** start Data to process **

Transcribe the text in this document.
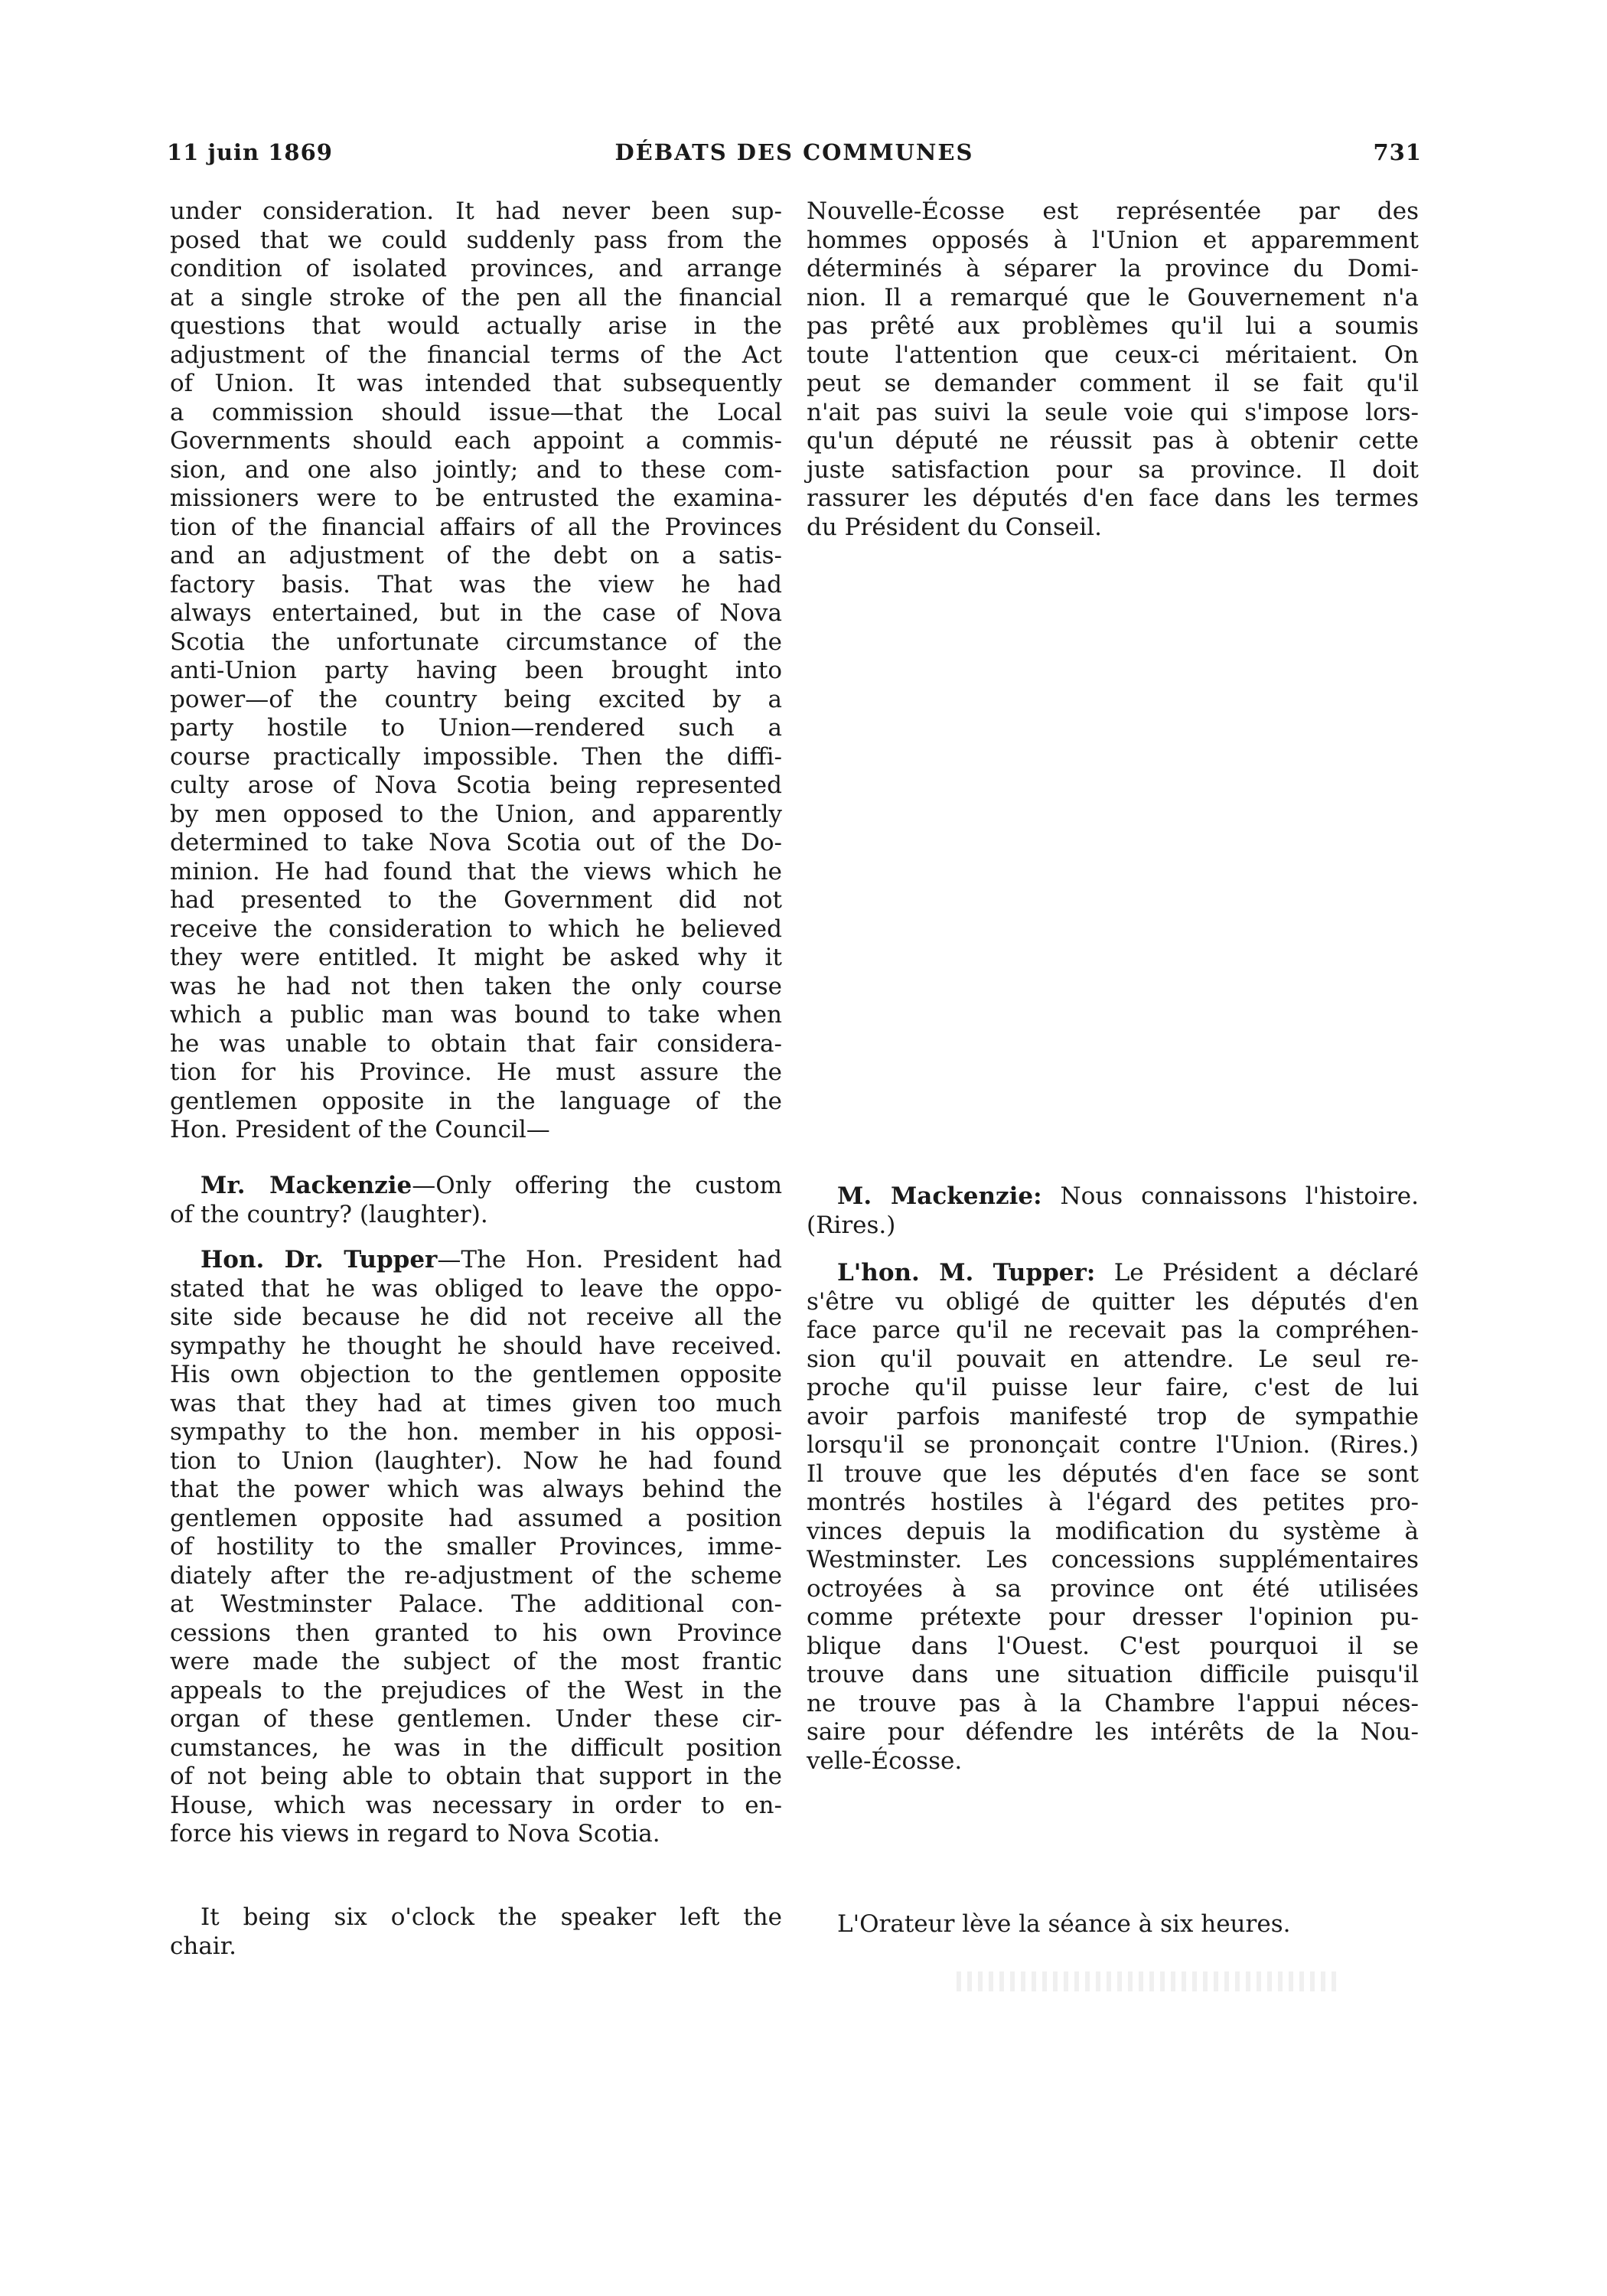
11 juin 1869	DÉBATS DES COMMUNES	731

under consideration. It had never been sup-
posed that we could suddenly pass from the
condition of isolated provinces, and arrange
at a single stroke of the pen all the financial
questions that would actually arise in the
adjustment of the financial terms of the Act
of Union. It was intended that subsequently
a commission should issue—that the Local
Governments should each appoint a commis-
sion, and one also jointly; and to these com-
missioners were to be entrusted the examina-
tion of the financial affairs of all the Provinces
and an adjustment of the debt on a satis-
factory basis. That was the view he had
always entertained, but in the case of Nova
Scotia the unfortunate circumstance of the
anti-Union party having been brought into
power—of the country being excited by a
party hostile to Union—rendered such a
course practically impossible. Then the diffi-
culty arose of Nova Scotia being represented
by men opposed to the Union, and apparently
determined to take Nova Scotia out of the Do-
minion. He had found that the views which he
had presented to the Government did not
receive the consideration to which he believed
they were entitled. It might be asked why it
was he had not then taken the only course
which a public man was bound to take when
he was unable to obtain that fair considera-
tion for his Province. He must assure the
gentlemen opposite in the language of the
Hon. President of the Council—

Mr. Mackenzie—Only offering the custom
of the country? (laughter).

Hon. Dr. Tupper—The Hon. President had
stated that he was obliged to leave the oppo-
site side because he did not receive all the
sympathy he thought he should have received.
His own objection to the gentlemen opposite
was that they had at times given too much
sympathy to the hon. member in his opposi-
tion to Union (laughter). Now he had found
that the power which was always behind the
gentlemen opposite had assumed a position
of hostility to the smaller Provinces, imme-
diately after the re-adjustment of the scheme
at Westminster Palace. The additional con-
cessions then granted to his own Province
were made the subject of the most frantic
appeals to the prejudices of the West in the
organ of these gentlemen. Under these cir-
cumstances, he was in the difficult position
of not being able to obtain that support in the
House, which was necessary in order to en-
force his views in regard to Nova Scotia.

It being six o'clock the speaker left the
chair.

Nouvelle-Écosse est représentée par des
hommes opposés à l'Union et apparemment
déterminés à séparer la province du Domi-
nion. Il a remarqué que le Gouvernement n'a
pas prêté aux problèmes qu'il lui a soumis
toute l'attention que ceux-ci méritaient. On
peut se demander comment il se fait qu'il
n'ait pas suivi la seule voie qui s'impose lors-
qu'un député ne réussit pas à obtenir cette
juste satisfaction pour sa province. Il doit
rassurer les députés d'en face dans les termes
du Président du Conseil.

M. Mackenzie: Nous connaissons l'histoire.
(Rires.)

L'hon. M. Tupper: Le Président a déclaré
s'être vu obligé de quitter les députés d'en
face parce qu'il ne recevait pas la compréhen-
sion qu'il pouvait en attendre. Le seul re-
proche qu'il puisse leur faire, c'est de lui
avoir parfois manifesté trop de sympathie
lorsqu'il se prononçait contre l'Union. (Rires.)
Il trouve que les députés d'en face se sont
montrés hostiles à l'égard des petites pro-
vinces depuis la modification du système à
Westminster. Les concessions supplémentaires
octroyées à sa province ont été utilisées
comme prétexte pour dresser l'opinion pu-
blique dans l'Ouest. C'est pourquoi il se
trouve dans une situation difficile puisqu'il
ne trouve pas à la Chambre l'appui néces-
saire pour défendre les intérêts de la Nou-
velle-Écosse.

L'Orateur lève la séance à six heures.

** end Data to process **

--- Required task ---
Each line above that includes "President" counts once; state the total and nothing more.

--- Finished exercise ---
2